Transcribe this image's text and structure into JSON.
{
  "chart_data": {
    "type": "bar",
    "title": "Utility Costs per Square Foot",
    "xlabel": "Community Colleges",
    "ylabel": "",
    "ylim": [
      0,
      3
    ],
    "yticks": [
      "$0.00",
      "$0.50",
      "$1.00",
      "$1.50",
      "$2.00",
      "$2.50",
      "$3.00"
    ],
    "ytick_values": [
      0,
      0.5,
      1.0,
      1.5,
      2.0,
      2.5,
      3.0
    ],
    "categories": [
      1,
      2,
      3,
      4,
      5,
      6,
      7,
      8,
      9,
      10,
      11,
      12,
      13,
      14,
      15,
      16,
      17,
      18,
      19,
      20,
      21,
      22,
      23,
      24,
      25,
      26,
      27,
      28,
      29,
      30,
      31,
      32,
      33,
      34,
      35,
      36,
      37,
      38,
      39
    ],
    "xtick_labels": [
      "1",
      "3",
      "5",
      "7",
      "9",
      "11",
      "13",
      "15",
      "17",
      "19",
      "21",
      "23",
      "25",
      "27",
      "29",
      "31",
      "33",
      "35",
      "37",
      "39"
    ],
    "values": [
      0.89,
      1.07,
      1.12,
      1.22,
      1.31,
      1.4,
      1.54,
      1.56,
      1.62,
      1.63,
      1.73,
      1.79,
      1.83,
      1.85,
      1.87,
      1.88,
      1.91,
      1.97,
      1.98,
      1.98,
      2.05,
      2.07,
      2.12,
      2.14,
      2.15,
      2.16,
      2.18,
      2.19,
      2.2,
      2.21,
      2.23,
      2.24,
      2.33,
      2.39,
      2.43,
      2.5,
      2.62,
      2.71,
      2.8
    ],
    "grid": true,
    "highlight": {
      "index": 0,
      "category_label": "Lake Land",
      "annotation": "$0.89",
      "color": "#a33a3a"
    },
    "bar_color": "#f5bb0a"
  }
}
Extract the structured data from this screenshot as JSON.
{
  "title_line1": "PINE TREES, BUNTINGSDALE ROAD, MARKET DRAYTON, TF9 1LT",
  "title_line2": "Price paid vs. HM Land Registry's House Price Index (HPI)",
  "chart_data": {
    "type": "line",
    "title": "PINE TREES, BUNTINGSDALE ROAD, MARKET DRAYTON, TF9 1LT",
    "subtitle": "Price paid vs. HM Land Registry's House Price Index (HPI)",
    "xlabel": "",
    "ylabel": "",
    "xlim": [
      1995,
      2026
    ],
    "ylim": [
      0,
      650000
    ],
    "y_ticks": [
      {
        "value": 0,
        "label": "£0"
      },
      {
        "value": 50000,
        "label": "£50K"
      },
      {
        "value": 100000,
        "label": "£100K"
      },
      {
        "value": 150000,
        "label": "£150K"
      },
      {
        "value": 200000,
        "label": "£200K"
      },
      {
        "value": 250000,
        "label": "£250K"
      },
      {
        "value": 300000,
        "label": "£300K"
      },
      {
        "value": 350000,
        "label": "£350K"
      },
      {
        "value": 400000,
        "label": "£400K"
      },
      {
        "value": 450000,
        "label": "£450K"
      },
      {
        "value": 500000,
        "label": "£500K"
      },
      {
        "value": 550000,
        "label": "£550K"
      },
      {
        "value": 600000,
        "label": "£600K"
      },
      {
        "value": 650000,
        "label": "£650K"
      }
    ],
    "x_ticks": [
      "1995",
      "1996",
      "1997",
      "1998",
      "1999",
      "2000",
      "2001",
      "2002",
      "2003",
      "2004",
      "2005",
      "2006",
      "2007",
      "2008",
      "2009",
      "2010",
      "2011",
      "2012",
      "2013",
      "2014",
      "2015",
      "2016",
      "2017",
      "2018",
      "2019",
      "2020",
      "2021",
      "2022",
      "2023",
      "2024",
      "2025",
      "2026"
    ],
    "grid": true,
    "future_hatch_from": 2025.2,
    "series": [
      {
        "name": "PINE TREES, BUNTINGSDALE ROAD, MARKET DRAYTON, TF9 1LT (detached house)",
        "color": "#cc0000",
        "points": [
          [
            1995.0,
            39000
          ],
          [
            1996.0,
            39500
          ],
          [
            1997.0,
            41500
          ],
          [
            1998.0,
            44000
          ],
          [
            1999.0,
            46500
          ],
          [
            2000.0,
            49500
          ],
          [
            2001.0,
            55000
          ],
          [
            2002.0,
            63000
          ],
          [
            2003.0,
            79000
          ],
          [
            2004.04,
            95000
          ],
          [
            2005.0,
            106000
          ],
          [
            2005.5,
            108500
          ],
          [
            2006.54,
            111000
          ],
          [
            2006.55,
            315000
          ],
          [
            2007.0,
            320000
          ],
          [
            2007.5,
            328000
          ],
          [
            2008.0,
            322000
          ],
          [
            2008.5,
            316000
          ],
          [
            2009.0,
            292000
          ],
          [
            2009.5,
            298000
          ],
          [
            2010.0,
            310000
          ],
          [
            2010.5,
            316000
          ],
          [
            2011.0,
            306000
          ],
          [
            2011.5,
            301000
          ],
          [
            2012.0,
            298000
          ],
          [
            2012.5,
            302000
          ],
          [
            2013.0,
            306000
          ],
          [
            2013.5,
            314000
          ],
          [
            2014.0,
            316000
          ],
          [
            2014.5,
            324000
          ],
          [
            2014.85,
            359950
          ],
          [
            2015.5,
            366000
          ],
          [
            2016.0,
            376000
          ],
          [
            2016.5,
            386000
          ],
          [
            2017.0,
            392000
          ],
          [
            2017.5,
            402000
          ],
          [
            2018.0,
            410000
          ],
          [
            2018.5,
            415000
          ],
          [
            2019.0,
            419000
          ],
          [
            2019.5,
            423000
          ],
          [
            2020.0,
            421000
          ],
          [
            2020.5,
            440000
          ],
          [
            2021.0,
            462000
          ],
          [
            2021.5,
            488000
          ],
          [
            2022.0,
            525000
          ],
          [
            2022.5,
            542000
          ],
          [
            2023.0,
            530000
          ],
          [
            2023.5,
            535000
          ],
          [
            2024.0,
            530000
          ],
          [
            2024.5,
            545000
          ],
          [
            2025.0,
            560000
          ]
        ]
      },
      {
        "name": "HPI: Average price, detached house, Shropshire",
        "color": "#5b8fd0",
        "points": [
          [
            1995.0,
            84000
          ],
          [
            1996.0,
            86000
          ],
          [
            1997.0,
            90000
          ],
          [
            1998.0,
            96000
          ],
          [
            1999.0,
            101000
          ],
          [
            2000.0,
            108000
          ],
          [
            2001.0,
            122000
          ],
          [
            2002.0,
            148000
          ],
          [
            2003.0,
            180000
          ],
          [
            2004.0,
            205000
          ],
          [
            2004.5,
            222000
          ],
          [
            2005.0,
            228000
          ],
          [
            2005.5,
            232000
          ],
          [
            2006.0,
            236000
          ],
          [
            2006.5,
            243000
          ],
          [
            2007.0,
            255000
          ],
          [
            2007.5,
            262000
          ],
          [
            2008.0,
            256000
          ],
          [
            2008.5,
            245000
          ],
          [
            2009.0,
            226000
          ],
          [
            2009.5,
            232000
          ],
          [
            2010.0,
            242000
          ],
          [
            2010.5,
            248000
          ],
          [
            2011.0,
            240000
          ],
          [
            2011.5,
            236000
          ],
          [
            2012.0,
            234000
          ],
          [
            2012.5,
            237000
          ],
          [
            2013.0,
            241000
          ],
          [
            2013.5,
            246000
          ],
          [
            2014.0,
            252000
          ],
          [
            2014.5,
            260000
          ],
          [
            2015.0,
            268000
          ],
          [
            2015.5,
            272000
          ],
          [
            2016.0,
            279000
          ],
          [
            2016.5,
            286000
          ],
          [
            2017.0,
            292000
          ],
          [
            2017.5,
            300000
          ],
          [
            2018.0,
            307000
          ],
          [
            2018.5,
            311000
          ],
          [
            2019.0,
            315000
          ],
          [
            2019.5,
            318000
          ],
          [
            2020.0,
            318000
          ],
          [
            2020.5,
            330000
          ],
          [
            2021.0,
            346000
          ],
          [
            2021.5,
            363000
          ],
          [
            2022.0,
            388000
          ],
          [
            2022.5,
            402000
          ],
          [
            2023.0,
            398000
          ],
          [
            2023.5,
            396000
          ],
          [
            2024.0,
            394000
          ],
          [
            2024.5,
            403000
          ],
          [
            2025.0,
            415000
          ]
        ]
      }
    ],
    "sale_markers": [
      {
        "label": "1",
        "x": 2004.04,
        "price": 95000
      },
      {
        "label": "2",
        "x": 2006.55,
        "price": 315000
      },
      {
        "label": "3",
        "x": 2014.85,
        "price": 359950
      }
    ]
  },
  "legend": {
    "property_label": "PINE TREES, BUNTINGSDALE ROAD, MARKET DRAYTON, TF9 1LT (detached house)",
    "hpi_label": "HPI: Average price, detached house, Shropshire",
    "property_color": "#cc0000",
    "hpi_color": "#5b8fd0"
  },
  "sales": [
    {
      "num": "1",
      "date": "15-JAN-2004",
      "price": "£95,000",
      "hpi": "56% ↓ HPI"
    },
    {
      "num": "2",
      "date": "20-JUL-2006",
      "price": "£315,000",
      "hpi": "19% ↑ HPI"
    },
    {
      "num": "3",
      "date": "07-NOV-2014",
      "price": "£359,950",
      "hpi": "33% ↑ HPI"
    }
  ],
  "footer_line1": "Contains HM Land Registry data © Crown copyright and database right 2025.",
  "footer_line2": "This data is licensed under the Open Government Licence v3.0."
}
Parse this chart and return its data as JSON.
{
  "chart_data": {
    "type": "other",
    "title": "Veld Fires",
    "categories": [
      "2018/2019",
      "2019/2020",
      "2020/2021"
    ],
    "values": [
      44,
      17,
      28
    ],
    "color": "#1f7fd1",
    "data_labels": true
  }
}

══════════════════════════════

## Required work
Within the listing above, copy each line that has the string "detached".

## Written solution
        "name": "PINE TREES, BUNTINGSDALE ROAD, MARKET DRAYTON, TF9 1LT (detached house)",
        "name": "HPI: Average price, detached house, Shropshire",
    "property_label": "PINE TREES, BUNTINGSDALE ROAD, MARKET DRAYTON, TF9 1LT (detached house)",
    "hpi_label": "HPI: Average price, detached house, Shropshire",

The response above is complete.